__PROBLEM DETAILS__. State only how many lines below include the string "SDTVAR".

__RECORDED INFORMATION__.
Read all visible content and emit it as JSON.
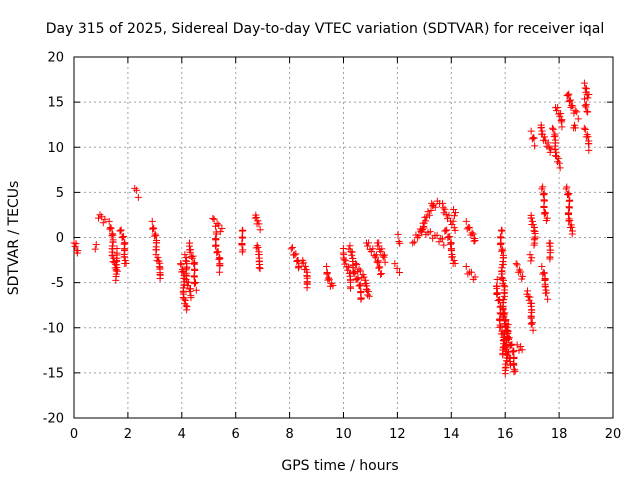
{
  "chart_data": {
    "type": "scatter",
    "title": "Day 315 of 2025, Sidereal Day-to-day VTEC variation (SDTVAR) for receiver iqal",
    "xlabel": "GPS time / hours",
    "ylabel": "SDTVAR / TECUs",
    "xlim": [
      0,
      20
    ],
    "ylim": [
      -20,
      20
    ],
    "xticks": [
      0,
      2,
      4,
      6,
      8,
      10,
      12,
      14,
      16,
      18,
      20
    ],
    "yticks": [
      -20,
      -15,
      -10,
      -5,
      0,
      5,
      10,
      15,
      20
    ],
    "grid": true,
    "marker": "+",
    "color": "#ff0000",
    "segments": [
      {
        "x": [
          0.0,
          0.1
        ],
        "y": [
          -0.5,
          -1.8
        ]
      },
      {
        "x": [
          0.75,
          0.8
        ],
        "y": [
          -1.0,
          -1.1
        ]
      },
      {
        "x": [
          0.95,
          1.12
        ],
        "y": [
          2.5,
          1.8
        ]
      },
      {
        "x": [
          1.35,
          1.55
        ],
        "y": [
          1.5,
          -4.5
        ]
      },
      {
        "x": [
          1.55,
          1.65
        ],
        "y": [
          -1.5,
          -3.5
        ]
      },
      {
        "x": [
          1.75,
          1.95
        ],
        "y": [
          1.0,
          -3.0
        ]
      },
      {
        "x": [
          2.25,
          2.35
        ],
        "y": [
          5.3,
          4.8
        ]
      },
      {
        "x": [
          2.95,
          3.05
        ],
        "y": [
          1.5,
          -1.5
        ]
      },
      {
        "x": [
          3.05,
          3.25
        ],
        "y": [
          -2.0,
          -4.5
        ]
      },
      {
        "x": [
          4.0,
          4.15
        ],
        "y": [
          -3.0,
          -8.0
        ]
      },
      {
        "x": [
          4.1,
          4.3
        ],
        "y": [
          -2.0,
          -6.5
        ]
      },
      {
        "x": [
          4.3,
          4.55
        ],
        "y": [
          -0.5,
          -5.5
        ]
      },
      {
        "x": [
          5.2,
          5.45
        ],
        "y": [
          2.0,
          0.8
        ]
      },
      {
        "x": [
          5.25,
          5.4
        ],
        "y": [
          0.5,
          -3.5
        ]
      },
      {
        "x": [
          6.2,
          6.3
        ],
        "y": [
          1.0,
          -1.5
        ]
      },
      {
        "x": [
          6.7,
          6.95
        ],
        "y": [
          2.5,
          1.2
        ]
      },
      {
        "x": [
          6.75,
          6.95
        ],
        "y": [
          -0.8,
          -3.5
        ]
      },
      {
        "x": [
          8.1,
          8.35
        ],
        "y": [
          -1.2,
          -3.5
        ]
      },
      {
        "x": [
          8.5,
          8.7
        ],
        "y": [
          -2.5,
          -5.5
        ]
      },
      {
        "x": [
          9.35,
          9.6
        ],
        "y": [
          -3.5,
          -5.5
        ]
      },
      {
        "x": [
          10.0,
          10.3
        ],
        "y": [
          -1.5,
          -5.5
        ]
      },
      {
        "x": [
          10.2,
          10.7
        ],
        "y": [
          -1.0,
          -7.0
        ]
      },
      {
        "x": [
          10.5,
          11.0
        ],
        "y": [
          -3.0,
          -6.5
        ]
      },
      {
        "x": [
          10.9,
          11.45
        ],
        "y": [
          -0.5,
          -4.0
        ]
      },
      {
        "x": [
          11.3,
          11.5
        ],
        "y": [
          -0.5,
          -2.5
        ]
      },
      {
        "x": [
          12.0,
          12.1
        ],
        "y": [
          0.0,
          -0.5
        ]
      },
      {
        "x": [
          11.95,
          12.1
        ],
        "y": [
          -3.2,
          -3.6
        ]
      },
      {
        "x": [
          12.6,
          13.3
        ],
        "y": [
          -0.5,
          3.2
        ]
      },
      {
        "x": [
          13.3,
          13.6
        ],
        "y": [
          3.5,
          3.8
        ]
      },
      {
        "x": [
          12.9,
          13.7
        ],
        "y": [
          1.0,
          -0.5
        ]
      },
      {
        "x": [
          13.7,
          14.1
        ],
        "y": [
          3.5,
          1.0
        ]
      },
      {
        "x": [
          14.1,
          14.2
        ],
        "y": [
          3.0,
          2.5
        ]
      },
      {
        "x": [
          13.8,
          14.15
        ],
        "y": [
          1.0,
          -3.0
        ]
      },
      {
        "x": [
          14.6,
          14.85
        ],
        "y": [
          1.5,
          -0.5
        ]
      },
      {
        "x": [
          14.6,
          14.85
        ],
        "y": [
          -3.5,
          -4.5
        ]
      },
      {
        "x": [
          15.7,
          15.95
        ],
        "y": [
          -5.0,
          -13.0
        ]
      },
      {
        "x": [
          15.85,
          16.05
        ],
        "y": [
          1.0,
          -15.0
        ]
      },
      {
        "x": [
          15.95,
          16.15
        ],
        "y": [
          -8.0,
          -14.0
        ]
      },
      {
        "x": [
          16.1,
          16.4
        ],
        "y": [
          -10.0,
          -15.0
        ]
      },
      {
        "x": [
          16.4,
          16.6
        ],
        "y": [
          -12.0,
          -12.5
        ]
      },
      {
        "x": [
          16.45,
          16.6
        ],
        "y": [
          -3.0,
          -4.5
        ]
      },
      {
        "x": [
          16.85,
          17.05
        ],
        "y": [
          -6.0,
          -10.0
        ]
      },
      {
        "x": [
          16.9,
          17.0
        ],
        "y": [
          -2.0,
          -2.5
        ]
      },
      {
        "x": [
          16.95,
          17.05
        ],
        "y": [
          11.5,
          10.5
        ]
      },
      {
        "x": [
          17.0,
          17.1
        ],
        "y": [
          2.5,
          -0.8
        ]
      },
      {
        "x": [
          17.3,
          17.65
        ],
        "y": [
          12.5,
          9.5
        ]
      },
      {
        "x": [
          17.35,
          17.55
        ],
        "y": [
          5.5,
          2.0
        ]
      },
      {
        "x": [
          17.35,
          17.6
        ],
        "y": [
          -3.5,
          -6.5
        ]
      },
      {
        "x": [
          17.6,
          17.7
        ],
        "y": [
          -0.5,
          -2.5
        ]
      },
      {
        "x": [
          17.75,
          18.0
        ],
        "y": [
          12.0,
          8.0
        ]
      },
      {
        "x": [
          17.9,
          18.1
        ],
        "y": [
          14.5,
          12.5
        ]
      },
      {
        "x": [
          18.25,
          18.7
        ],
        "y": [
          16.0,
          13.5
        ]
      },
      {
        "x": [
          18.3,
          18.45
        ],
        "y": [
          5.5,
          0.5
        ]
      },
      {
        "x": [
          18.5,
          18.6
        ],
        "y": [
          12.5,
          12.0
        ]
      },
      {
        "x": [
          18.9,
          19.15
        ],
        "y": [
          16.8,
          15.5
        ]
      },
      {
        "x": [
          18.9,
          19.1
        ],
        "y": [
          15.0,
          14.0
        ]
      },
      {
        "x": [
          18.95,
          19.1
        ],
        "y": [
          12.0,
          10.0
        ]
      }
    ]
  }
}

__RIGHT ANSWER__. 2